Dataset rows about figures
--------------------

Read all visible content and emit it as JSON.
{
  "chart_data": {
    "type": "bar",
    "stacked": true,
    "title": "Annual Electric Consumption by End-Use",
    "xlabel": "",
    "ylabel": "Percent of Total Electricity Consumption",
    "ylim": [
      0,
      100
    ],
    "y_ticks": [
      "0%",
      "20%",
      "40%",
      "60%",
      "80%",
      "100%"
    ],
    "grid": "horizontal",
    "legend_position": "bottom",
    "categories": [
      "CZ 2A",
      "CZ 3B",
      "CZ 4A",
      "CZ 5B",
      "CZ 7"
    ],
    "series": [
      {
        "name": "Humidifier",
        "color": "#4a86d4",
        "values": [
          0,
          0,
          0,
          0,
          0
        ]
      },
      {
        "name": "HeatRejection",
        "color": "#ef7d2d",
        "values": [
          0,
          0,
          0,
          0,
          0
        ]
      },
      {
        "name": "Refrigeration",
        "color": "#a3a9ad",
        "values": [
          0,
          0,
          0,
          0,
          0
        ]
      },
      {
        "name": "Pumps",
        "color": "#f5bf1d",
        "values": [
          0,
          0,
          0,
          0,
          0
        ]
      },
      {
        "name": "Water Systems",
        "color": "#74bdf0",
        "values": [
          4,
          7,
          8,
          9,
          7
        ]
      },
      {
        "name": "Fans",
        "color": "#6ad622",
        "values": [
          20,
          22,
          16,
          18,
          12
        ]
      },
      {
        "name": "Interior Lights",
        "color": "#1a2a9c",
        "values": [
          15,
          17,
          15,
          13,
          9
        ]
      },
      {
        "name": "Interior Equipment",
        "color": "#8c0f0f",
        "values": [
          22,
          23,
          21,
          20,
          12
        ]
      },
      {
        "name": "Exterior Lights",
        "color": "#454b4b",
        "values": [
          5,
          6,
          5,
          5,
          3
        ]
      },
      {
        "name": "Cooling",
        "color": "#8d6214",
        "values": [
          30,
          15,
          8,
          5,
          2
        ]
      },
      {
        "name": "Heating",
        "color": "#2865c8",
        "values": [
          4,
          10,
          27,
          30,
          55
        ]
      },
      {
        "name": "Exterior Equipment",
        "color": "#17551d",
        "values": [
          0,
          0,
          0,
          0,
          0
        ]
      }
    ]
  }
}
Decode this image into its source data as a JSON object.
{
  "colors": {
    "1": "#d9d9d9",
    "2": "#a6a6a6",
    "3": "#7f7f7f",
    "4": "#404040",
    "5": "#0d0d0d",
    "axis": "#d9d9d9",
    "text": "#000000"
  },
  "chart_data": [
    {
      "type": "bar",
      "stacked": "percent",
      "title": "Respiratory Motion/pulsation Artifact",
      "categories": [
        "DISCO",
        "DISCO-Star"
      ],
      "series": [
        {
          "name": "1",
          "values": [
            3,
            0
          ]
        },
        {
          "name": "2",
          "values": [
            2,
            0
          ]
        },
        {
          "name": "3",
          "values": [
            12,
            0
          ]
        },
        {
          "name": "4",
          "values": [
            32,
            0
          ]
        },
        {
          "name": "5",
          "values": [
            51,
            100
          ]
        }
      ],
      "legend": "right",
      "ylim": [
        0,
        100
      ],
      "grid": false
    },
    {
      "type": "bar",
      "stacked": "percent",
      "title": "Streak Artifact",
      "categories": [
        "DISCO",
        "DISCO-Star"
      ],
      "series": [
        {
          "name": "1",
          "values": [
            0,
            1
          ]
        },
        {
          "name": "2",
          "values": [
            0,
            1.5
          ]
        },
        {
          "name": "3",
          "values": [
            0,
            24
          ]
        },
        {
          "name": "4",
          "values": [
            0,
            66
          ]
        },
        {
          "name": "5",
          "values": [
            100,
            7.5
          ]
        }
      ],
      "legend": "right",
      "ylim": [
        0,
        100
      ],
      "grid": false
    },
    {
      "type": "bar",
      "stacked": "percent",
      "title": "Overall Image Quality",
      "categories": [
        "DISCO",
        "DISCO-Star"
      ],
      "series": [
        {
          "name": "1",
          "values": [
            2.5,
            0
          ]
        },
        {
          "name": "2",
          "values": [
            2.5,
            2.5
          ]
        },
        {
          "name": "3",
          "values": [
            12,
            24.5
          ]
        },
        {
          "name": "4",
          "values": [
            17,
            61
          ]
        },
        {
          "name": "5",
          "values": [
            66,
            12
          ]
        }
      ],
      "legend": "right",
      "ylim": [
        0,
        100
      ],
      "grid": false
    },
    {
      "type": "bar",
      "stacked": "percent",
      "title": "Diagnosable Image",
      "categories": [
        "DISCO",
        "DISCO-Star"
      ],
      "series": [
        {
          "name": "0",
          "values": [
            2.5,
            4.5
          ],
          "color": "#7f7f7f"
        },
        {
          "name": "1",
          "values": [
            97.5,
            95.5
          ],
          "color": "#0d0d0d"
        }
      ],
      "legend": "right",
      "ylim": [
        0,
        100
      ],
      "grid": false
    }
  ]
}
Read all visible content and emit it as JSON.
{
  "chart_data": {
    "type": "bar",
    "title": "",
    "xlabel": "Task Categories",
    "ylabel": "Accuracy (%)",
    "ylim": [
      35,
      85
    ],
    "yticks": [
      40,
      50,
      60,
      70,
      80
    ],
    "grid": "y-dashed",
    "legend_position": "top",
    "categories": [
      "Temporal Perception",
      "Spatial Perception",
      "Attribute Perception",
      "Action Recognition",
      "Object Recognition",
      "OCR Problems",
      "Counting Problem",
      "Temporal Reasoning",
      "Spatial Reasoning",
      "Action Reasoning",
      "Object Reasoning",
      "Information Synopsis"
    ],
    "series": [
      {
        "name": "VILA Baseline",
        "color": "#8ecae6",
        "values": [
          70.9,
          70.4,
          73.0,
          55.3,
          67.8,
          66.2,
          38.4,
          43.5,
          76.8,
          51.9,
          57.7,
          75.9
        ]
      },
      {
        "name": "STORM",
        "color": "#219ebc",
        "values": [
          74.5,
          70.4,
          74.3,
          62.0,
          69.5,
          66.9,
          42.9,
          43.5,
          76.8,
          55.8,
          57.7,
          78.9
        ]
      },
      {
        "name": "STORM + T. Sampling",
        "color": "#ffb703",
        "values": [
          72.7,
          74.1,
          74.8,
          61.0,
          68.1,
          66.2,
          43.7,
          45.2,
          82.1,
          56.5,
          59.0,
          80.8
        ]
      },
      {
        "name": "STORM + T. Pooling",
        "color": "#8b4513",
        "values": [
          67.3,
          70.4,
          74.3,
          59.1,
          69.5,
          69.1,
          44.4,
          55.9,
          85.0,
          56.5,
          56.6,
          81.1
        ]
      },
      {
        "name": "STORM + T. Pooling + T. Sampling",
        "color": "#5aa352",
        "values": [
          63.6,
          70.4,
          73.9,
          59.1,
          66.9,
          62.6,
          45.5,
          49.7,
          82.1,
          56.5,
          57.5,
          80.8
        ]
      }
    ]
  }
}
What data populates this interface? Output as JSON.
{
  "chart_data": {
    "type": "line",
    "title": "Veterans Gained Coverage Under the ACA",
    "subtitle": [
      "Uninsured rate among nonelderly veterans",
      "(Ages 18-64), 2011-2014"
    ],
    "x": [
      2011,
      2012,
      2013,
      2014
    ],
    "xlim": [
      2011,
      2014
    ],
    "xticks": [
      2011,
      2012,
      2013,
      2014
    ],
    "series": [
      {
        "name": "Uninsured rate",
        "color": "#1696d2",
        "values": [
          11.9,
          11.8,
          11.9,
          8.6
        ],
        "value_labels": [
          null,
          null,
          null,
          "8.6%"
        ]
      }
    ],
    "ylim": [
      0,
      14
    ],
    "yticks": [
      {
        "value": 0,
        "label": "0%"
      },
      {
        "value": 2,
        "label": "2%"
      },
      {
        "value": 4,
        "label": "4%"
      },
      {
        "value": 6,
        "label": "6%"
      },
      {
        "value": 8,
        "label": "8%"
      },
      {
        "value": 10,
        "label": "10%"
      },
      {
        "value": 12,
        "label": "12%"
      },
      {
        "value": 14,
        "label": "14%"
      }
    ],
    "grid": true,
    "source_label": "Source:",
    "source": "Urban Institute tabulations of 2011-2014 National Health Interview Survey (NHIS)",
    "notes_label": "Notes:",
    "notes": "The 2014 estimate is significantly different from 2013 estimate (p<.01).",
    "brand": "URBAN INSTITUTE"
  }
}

--------------------

> [Short exercise]: Count the lines in which the string "Action" appears, then report only that figure.

> [Result for this exercise]: 2